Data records

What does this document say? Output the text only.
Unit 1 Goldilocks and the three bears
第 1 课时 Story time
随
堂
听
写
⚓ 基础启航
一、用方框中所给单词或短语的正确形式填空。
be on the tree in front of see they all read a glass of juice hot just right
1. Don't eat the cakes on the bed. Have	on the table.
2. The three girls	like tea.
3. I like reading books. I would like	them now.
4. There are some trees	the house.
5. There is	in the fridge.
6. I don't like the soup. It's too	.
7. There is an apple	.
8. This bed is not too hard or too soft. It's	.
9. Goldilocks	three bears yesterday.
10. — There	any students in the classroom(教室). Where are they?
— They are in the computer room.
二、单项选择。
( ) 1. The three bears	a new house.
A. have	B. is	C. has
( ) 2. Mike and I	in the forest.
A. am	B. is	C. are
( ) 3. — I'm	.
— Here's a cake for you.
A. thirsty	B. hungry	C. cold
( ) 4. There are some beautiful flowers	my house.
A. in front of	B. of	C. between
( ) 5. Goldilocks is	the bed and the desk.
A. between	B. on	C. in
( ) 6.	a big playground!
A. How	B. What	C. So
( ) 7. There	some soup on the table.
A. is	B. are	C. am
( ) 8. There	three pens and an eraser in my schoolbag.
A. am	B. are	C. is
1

What to work on » Extract the full listing above without alteration.

Solution to this problem »
What does this document say? Output the text only.
Unit 1 Goldilocks and the three bears
第 1 课时 Story time
随
堂
听
写
⚓ 基础启航
一、用方框中所给单词或短语的正确形式填空。
be on the tree in front of see they all read a glass of juice hot just right
1. Don't eat the cakes on the bed. Have	on the table.
2. The three girls	like tea.
3. I like reading books. I would like	them now.
4. There are some trees	the house.
5. There is	in the fridge.
6. I don't like the soup. It's too	.
7. There is an apple	.
8. This bed is not too hard or too soft. It's	.
9. Goldilocks	three bears yesterday.
10. — There	any students in the classroom(教室). Where are they?
— They are in the computer room.
二、单项选择。
( ) 1. The three bears	a new house.
A. have	B. is	C. has
( ) 2. Mike and I	in the forest.
A. am	B. is	C. are
( ) 3. — I'm	.
— Here's a cake for you.
A. thirsty	B. hungry	C. cold
( ) 4. There are some beautiful flowers	my house.
A. in front of	B. of	C. between
( ) 5. Goldilocks is	the bed and the desk.
A. between	B. on	C. in
( ) 6.	a big playground!
A. How	B. What	C. So
( ) 7. There	some soup on the table.
A. is	B. are	C. am
( ) 8. There	three pens and an eraser in my schoolbag.
A. am	B. are	C. is
1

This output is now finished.